[Your instructions] Which lines include the word "Driver"? Copy each of them.

[Data supplied]
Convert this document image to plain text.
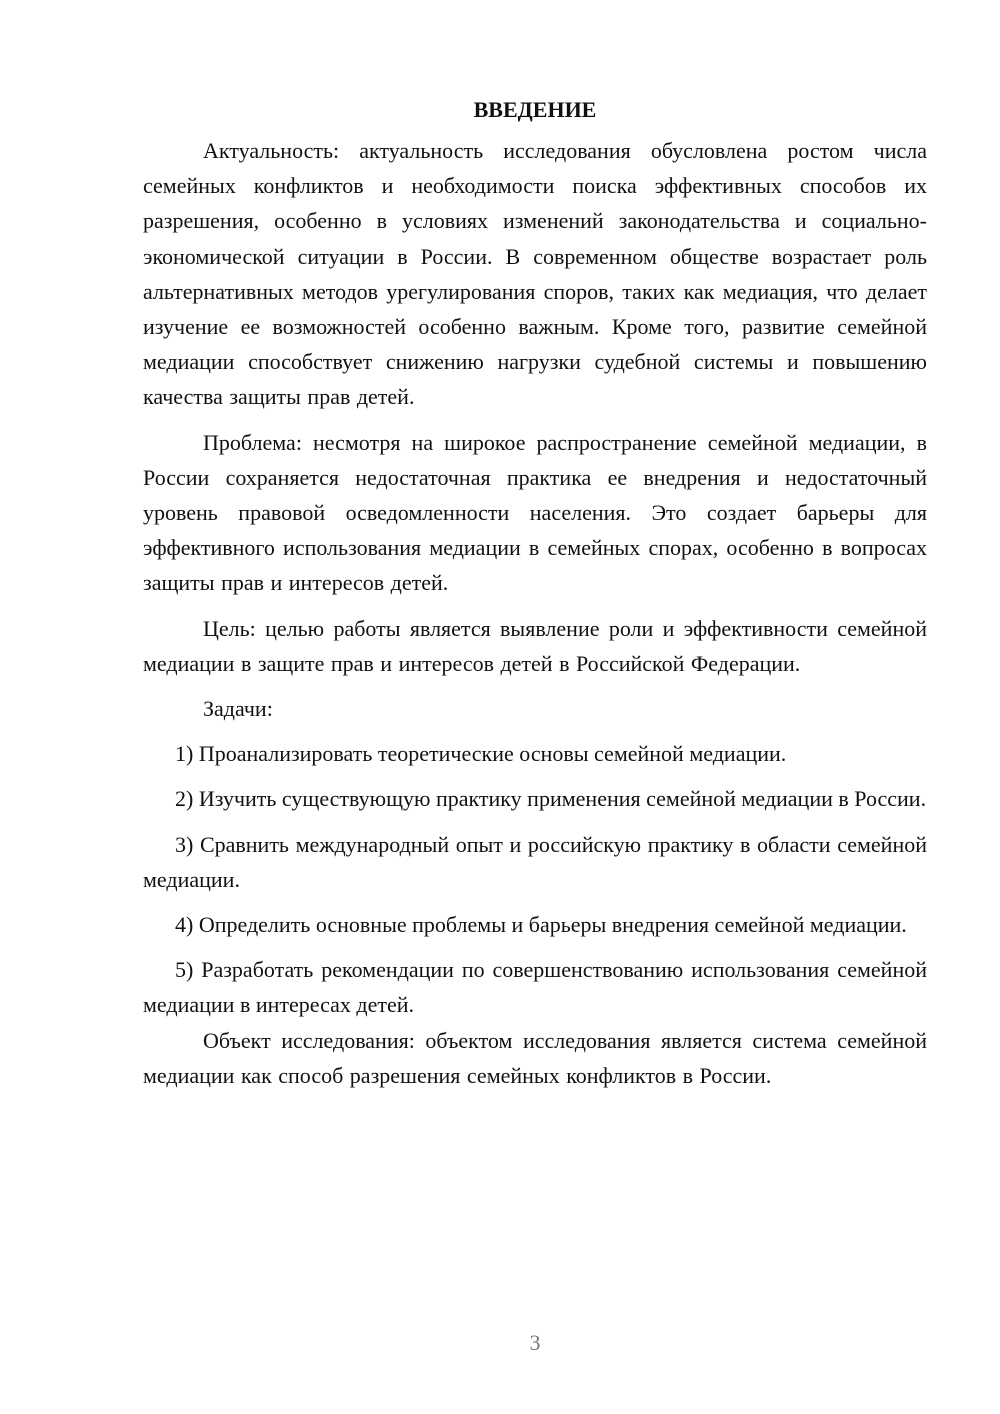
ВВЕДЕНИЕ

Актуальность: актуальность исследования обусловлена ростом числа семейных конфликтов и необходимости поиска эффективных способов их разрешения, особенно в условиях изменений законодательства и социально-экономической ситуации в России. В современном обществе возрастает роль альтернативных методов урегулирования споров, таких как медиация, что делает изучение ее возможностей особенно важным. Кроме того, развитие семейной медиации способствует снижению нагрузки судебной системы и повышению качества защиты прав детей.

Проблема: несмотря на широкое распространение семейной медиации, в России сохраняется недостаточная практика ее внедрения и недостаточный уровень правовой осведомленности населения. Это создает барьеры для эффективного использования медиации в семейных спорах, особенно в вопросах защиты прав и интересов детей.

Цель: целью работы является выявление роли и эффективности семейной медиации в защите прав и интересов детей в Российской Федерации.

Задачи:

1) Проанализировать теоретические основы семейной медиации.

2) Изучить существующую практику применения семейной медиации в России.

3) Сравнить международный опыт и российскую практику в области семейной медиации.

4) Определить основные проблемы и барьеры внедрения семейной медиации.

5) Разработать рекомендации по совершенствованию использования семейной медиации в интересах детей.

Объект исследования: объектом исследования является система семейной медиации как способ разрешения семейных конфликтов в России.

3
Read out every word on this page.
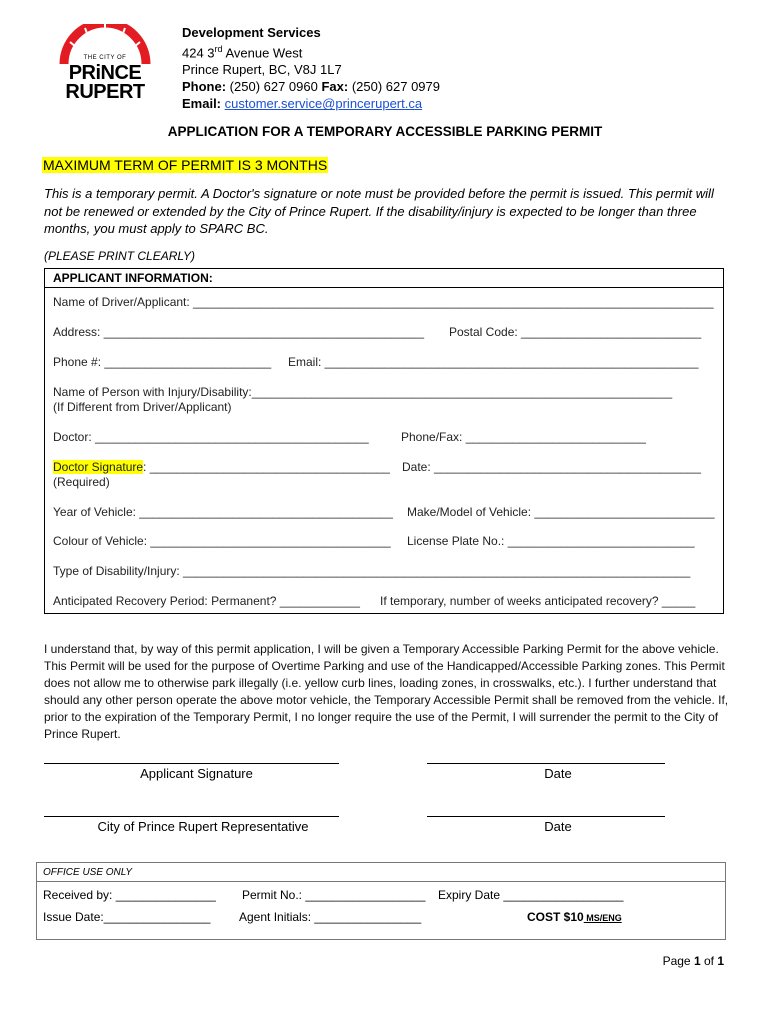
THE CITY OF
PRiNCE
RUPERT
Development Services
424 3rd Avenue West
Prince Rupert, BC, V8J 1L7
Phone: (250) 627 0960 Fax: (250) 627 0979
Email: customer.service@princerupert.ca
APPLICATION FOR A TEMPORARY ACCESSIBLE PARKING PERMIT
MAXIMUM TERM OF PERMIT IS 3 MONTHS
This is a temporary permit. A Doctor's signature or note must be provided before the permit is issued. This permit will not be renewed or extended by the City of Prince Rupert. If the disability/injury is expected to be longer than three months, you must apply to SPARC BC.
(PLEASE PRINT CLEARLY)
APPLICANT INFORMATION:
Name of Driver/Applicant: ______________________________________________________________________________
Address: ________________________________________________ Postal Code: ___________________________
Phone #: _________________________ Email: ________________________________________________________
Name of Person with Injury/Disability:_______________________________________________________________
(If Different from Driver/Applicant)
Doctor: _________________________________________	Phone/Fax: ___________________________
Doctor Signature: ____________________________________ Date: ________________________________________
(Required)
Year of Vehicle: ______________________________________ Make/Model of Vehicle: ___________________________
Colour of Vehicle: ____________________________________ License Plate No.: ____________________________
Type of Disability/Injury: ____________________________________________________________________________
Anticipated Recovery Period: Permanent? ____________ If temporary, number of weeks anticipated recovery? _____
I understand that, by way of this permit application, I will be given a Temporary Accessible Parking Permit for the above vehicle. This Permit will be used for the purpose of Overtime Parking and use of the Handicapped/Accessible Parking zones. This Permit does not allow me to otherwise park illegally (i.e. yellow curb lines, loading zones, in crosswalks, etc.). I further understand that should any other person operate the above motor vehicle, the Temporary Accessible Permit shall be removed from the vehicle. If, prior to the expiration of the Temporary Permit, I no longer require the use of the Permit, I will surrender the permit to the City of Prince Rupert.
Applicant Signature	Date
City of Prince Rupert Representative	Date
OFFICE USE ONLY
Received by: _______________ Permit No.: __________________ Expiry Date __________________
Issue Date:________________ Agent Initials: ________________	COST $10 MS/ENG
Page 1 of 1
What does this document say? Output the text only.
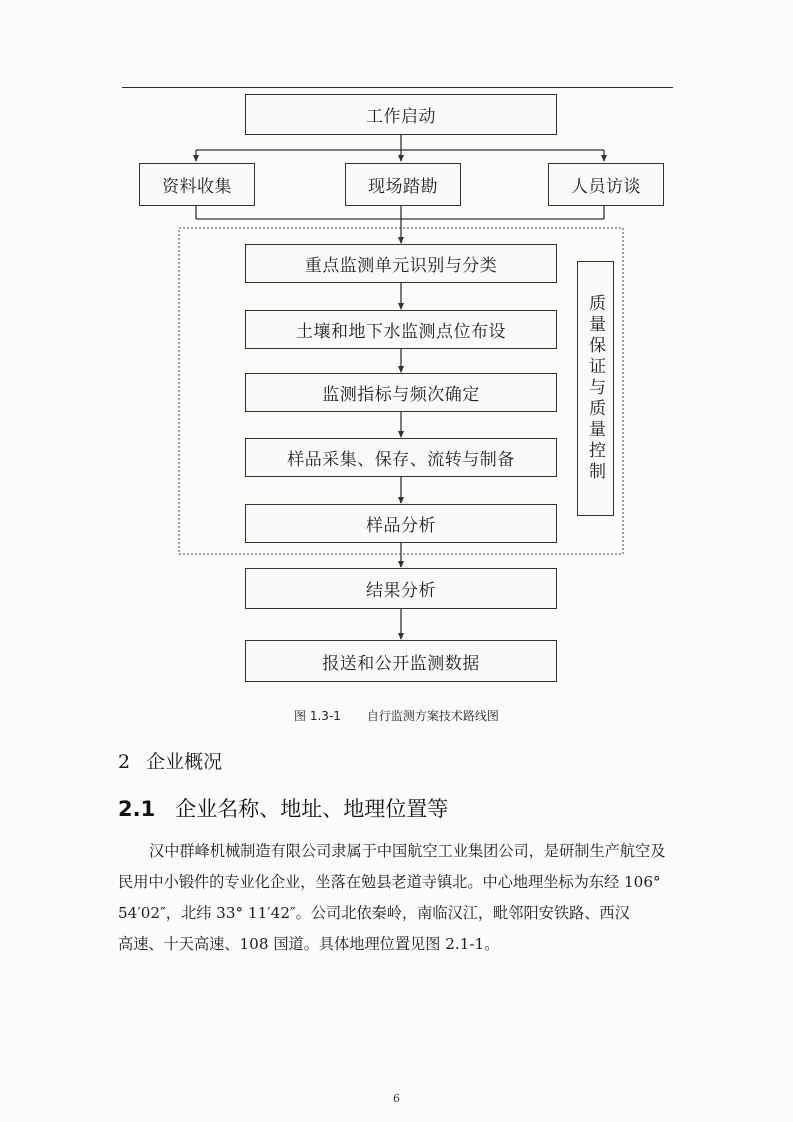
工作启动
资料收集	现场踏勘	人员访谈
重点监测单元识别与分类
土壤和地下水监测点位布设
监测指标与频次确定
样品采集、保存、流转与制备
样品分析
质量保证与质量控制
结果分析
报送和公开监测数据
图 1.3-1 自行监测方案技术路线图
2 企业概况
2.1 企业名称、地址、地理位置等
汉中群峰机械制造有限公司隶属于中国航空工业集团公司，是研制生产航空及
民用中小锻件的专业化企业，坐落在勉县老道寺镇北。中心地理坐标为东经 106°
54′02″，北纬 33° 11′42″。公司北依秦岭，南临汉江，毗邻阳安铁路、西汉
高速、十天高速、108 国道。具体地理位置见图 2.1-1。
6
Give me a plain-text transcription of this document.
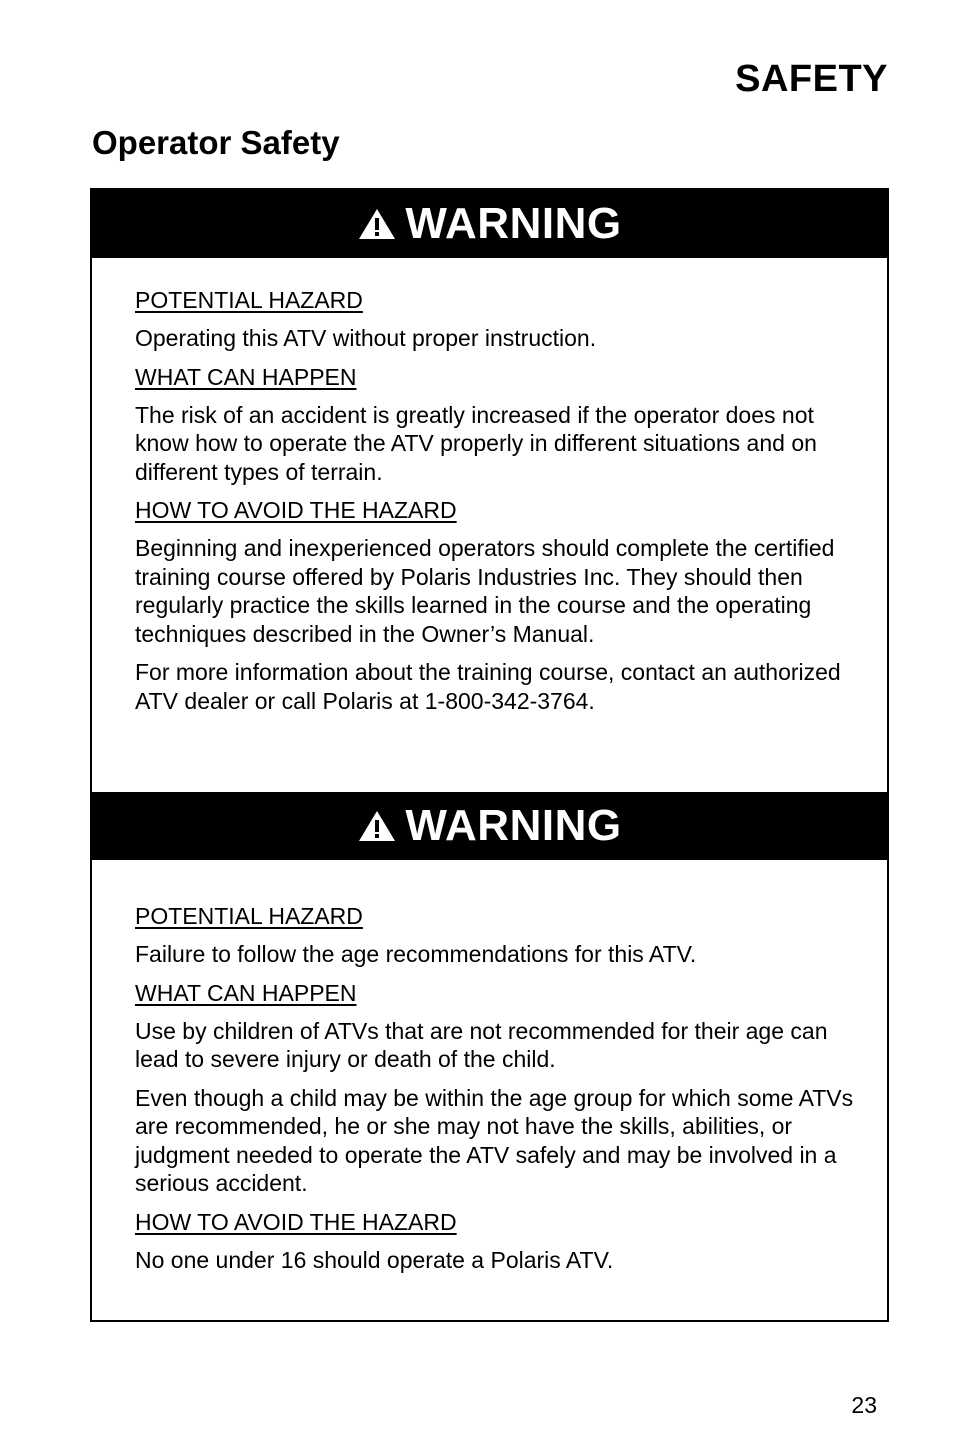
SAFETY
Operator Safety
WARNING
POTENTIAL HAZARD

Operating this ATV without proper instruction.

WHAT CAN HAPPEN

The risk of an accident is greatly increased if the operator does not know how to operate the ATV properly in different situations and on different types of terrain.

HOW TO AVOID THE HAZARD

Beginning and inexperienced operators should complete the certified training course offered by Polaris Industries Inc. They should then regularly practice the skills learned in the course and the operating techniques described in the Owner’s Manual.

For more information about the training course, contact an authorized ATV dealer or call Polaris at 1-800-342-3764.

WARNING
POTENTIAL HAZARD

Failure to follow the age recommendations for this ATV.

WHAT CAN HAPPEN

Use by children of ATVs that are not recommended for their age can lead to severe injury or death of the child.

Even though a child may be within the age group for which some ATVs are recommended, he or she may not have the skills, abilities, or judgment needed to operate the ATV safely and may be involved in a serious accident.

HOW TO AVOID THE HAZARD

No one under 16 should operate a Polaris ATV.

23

[Exercise output]
Name of Driver/Applicant: ______________________________________________________________________________
(If Different from Driver/Applicant)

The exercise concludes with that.